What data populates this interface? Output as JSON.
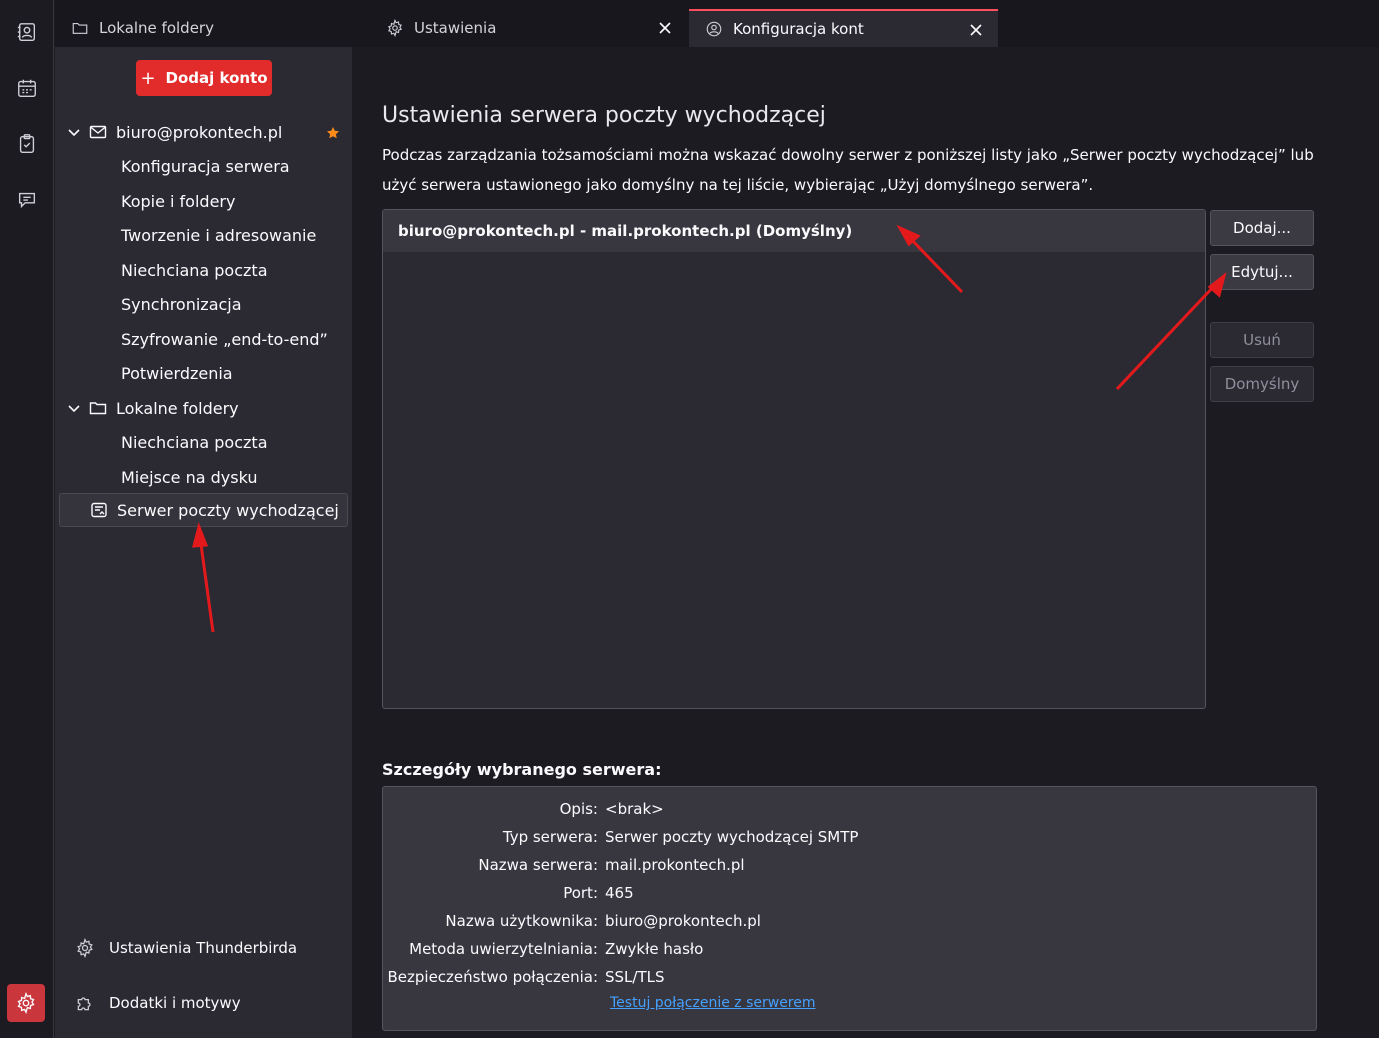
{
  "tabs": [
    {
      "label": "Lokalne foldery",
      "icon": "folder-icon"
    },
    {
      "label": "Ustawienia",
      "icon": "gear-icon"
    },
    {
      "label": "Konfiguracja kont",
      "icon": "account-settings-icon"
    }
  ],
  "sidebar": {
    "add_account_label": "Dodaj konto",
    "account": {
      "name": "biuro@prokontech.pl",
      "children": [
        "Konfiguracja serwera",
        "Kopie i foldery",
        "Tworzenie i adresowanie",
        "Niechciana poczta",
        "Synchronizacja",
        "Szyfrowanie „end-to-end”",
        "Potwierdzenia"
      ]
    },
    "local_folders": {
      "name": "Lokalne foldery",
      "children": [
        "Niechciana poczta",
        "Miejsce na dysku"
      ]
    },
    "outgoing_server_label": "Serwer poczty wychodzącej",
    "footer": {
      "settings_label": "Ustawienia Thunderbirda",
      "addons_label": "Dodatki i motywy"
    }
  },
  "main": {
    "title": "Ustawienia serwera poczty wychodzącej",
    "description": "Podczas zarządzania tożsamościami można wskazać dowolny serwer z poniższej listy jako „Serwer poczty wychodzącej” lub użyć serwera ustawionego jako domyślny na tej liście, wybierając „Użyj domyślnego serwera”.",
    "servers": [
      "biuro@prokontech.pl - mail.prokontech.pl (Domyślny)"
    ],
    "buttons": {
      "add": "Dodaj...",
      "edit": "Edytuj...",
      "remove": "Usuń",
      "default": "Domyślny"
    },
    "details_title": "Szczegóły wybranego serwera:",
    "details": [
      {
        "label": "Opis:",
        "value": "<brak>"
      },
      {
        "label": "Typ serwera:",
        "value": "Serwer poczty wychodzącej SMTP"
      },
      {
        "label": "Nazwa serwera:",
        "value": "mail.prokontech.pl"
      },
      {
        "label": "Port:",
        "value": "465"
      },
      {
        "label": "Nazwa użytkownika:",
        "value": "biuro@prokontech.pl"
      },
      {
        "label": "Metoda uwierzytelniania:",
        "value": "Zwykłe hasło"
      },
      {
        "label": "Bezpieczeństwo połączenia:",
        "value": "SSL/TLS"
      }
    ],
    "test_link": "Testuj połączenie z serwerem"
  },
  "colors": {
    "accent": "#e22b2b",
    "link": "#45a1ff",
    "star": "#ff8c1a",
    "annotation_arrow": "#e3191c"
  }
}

------------------------

**Task to complete:**
Write the lines above out again exactly, without any of their pictures.

**Expected output:**
What data populates this interface? Output as JSON.
{
  "tabs": [
    {
      "label": "Lokalne foldery",
      "icon": "folder-icon"
    },
    {
      "label": "Ustawienia",
      "icon": "gear-icon"
    },
    {
      "label": "Konfiguracja kont",
      "icon": "account-settings-icon"
    }
  ],
  "sidebar": {
    "add_account_label": "Dodaj konto",
    "account": {
      "name": "biuro@prokontech.pl",
      "children": [
        "Konfiguracja serwera",
        "Kopie i foldery",
        "Tworzenie i adresowanie",
        "Niechciana poczta",
        "Synchronizacja",
        "Szyfrowanie „end-to-end”",
        "Potwierdzenia"
      ]
    },
    "local_folders": {
      "name": "Lokalne foldery",
      "children": [
        "Niechciana poczta",
        "Miejsce na dysku"
      ]
    },
    "outgoing_server_label": "Serwer poczty wychodzącej",
    "footer": {
      "settings_label": "Ustawienia Thunderbirda",
      "addons_label": "Dodatki i motywy"
    }
  },
  "main": {
    "title": "Ustawienia serwera poczty wychodzącej",
    "description": "Podczas zarządzania tożsamościami można wskazać dowolny serwer z poniższej listy jako „Serwer poczty wychodzącej” lub użyć serwera ustawionego jako domyślny na tej liście, wybierając „Użyj domyślnego serwera”.",
    "servers": [
      "biuro@prokontech.pl - mail.prokontech.pl (Domyślny)"
    ],
    "buttons": {
      "add": "Dodaj...",
      "edit": "Edytuj...",
      "remove": "Usuń",
      "default": "Domyślny"
    },
    "details_title": "Szczegóły wybranego serwera:",
    "details": [
      {
        "label": "Opis:",
        "value": "<brak>"
      },
      {
        "label": "Typ serwera:",
        "value": "Serwer poczty wychodzącej SMTP"
      },
      {
        "label": "Nazwa serwera:",
        "value": "mail.prokontech.pl"
      },
      {
        "label": "Port:",
        "value": "465"
      },
      {
        "label": "Nazwa użytkownika:",
        "value": "biuro@prokontech.pl"
      },
      {
        "label": "Metoda uwierzytelniania:",
        "value": "Zwykłe hasło"
      },
      {
        "label": "Bezpieczeństwo połączenia:",
        "value": "SSL/TLS"
      }
    ],
    "test_link": "Testuj połączenie z serwerem"
  },
  "colors": {
    "accent": "#e22b2b",
    "link": "#45a1ff",
    "star": "#ff8c1a",
    "annotation_arrow": "#e3191c"
  }
}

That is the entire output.